(Data entries for graphics)
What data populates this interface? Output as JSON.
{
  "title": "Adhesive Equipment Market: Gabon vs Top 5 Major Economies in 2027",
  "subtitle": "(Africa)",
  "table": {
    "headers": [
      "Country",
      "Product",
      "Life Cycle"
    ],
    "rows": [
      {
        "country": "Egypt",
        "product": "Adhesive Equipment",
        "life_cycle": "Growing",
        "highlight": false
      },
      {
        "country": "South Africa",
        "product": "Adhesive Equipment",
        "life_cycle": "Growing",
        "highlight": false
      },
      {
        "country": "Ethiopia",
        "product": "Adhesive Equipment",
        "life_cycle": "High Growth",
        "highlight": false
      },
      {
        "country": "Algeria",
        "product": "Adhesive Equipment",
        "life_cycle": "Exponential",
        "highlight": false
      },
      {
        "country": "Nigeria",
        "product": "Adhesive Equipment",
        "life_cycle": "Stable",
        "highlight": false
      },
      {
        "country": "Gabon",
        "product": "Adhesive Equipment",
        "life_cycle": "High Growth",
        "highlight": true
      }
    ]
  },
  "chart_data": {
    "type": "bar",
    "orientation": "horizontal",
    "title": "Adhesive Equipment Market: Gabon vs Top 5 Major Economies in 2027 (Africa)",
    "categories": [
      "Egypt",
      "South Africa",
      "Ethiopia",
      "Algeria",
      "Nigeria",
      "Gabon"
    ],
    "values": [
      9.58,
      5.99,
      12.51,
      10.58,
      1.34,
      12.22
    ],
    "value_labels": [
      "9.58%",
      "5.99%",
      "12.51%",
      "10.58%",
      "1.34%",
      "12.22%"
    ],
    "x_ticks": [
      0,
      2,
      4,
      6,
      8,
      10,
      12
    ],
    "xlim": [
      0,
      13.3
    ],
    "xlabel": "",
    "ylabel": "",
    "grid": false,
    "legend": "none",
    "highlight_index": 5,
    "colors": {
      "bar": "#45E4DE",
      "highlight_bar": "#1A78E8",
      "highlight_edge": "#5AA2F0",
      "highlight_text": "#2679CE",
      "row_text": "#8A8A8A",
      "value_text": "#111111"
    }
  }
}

> Description of the task: For the entries above, state how many lines contain the word "Major". Provide the number by itself.

> Answer for the task: 2